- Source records
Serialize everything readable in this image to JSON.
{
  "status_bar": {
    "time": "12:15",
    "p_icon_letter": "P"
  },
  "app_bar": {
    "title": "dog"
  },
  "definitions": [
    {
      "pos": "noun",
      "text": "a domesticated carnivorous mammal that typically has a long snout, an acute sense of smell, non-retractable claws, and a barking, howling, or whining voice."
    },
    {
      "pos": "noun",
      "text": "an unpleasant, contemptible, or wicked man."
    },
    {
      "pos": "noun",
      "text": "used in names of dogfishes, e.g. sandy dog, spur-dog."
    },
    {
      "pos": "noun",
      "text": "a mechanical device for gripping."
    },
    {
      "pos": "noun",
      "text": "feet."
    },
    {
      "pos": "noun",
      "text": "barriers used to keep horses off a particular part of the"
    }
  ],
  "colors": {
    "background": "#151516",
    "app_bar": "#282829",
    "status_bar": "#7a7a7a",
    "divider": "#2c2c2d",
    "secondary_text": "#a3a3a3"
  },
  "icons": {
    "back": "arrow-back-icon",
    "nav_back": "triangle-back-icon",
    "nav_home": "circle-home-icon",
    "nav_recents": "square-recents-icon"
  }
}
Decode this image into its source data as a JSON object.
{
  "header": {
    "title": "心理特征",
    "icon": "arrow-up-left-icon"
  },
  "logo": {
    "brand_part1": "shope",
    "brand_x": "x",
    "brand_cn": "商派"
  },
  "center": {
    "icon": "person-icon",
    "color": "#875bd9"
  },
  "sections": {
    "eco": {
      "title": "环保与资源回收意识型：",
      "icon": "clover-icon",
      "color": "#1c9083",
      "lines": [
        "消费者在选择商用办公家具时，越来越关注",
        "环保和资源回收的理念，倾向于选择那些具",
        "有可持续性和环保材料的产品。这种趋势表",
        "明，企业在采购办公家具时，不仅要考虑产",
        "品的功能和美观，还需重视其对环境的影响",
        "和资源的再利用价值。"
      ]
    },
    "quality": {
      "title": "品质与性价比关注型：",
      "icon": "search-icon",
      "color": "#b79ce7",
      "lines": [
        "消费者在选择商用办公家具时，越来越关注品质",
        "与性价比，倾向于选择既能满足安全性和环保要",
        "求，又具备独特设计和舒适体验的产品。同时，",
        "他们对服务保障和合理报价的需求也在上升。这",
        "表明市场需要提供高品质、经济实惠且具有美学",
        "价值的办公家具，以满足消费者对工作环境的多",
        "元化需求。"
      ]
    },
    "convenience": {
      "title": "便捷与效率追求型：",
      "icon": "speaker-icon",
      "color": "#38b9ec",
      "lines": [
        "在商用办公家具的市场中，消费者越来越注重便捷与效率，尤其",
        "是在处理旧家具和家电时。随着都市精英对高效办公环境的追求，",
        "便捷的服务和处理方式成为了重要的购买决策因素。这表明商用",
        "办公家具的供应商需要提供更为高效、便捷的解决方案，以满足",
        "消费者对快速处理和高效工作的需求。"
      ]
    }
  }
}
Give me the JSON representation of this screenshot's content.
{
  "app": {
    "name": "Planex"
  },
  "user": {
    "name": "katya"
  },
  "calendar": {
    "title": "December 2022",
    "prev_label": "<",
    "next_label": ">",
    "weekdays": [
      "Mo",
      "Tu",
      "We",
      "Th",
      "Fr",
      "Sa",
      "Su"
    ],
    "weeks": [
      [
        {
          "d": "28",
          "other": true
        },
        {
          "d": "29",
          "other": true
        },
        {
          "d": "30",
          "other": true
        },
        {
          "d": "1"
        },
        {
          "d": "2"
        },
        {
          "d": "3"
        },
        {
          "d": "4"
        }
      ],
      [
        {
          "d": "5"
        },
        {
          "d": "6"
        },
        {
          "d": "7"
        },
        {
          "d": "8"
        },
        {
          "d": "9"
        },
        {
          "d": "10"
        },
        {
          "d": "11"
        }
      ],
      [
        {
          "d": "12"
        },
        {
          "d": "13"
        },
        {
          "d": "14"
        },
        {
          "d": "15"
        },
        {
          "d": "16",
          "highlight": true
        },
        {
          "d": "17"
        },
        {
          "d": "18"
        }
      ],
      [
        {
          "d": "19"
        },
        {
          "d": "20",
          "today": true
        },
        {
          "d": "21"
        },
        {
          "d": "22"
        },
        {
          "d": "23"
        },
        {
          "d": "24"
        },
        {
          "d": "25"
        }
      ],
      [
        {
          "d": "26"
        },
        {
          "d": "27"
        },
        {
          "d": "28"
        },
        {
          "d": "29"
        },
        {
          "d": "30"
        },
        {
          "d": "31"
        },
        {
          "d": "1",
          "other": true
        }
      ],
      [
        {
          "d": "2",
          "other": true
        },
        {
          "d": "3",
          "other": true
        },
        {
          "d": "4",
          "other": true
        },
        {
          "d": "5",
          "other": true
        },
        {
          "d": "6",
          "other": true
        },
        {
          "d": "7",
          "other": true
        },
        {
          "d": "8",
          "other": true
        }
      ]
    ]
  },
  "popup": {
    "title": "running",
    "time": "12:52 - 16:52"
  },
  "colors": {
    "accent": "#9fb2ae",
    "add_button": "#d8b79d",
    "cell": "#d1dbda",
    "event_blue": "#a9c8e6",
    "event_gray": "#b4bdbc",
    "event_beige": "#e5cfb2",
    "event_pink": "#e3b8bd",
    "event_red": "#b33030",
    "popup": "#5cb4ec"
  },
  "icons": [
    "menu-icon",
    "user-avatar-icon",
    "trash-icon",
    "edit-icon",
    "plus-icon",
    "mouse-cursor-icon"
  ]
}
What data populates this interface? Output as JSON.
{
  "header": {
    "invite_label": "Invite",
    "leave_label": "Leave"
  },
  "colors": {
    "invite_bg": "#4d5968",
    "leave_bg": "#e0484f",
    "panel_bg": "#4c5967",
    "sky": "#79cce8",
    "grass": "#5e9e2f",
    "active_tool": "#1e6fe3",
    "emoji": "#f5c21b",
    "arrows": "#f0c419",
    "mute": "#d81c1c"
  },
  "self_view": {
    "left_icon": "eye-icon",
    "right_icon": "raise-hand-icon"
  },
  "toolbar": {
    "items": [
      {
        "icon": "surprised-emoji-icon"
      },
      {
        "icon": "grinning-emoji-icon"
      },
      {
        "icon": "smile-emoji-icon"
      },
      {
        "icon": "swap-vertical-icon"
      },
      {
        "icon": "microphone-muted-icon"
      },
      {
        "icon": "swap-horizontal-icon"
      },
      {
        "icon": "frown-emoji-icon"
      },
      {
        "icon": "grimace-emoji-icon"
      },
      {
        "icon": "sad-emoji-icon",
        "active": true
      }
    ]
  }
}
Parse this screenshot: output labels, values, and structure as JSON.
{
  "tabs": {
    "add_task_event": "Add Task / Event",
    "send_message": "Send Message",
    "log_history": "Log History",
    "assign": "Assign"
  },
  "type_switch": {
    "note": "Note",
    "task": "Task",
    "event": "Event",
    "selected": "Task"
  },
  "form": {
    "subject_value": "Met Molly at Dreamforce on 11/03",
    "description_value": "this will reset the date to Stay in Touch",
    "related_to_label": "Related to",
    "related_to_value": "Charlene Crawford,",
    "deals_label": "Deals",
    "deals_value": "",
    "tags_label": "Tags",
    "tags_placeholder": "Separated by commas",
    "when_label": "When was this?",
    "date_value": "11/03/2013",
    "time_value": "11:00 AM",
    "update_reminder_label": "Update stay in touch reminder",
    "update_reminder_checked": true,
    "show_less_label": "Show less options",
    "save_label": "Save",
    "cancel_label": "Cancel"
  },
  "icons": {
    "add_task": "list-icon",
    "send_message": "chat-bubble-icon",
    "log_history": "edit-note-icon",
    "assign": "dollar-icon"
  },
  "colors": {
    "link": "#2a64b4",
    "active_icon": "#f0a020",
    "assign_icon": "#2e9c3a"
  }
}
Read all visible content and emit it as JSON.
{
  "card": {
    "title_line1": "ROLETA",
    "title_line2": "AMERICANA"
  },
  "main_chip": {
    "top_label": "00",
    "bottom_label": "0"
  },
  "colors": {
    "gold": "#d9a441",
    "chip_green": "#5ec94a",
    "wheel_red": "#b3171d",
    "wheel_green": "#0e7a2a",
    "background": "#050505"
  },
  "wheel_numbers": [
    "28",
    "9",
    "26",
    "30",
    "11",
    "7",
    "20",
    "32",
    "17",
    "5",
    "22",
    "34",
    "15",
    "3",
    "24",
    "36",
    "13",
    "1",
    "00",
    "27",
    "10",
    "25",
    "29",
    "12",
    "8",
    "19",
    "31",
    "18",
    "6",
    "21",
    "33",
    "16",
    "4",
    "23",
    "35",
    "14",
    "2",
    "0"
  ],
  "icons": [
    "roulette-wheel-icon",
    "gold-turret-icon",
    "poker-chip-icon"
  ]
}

- Your goal
Reply with one number only: how many lines of the listing hold "this"?

- Task solution
7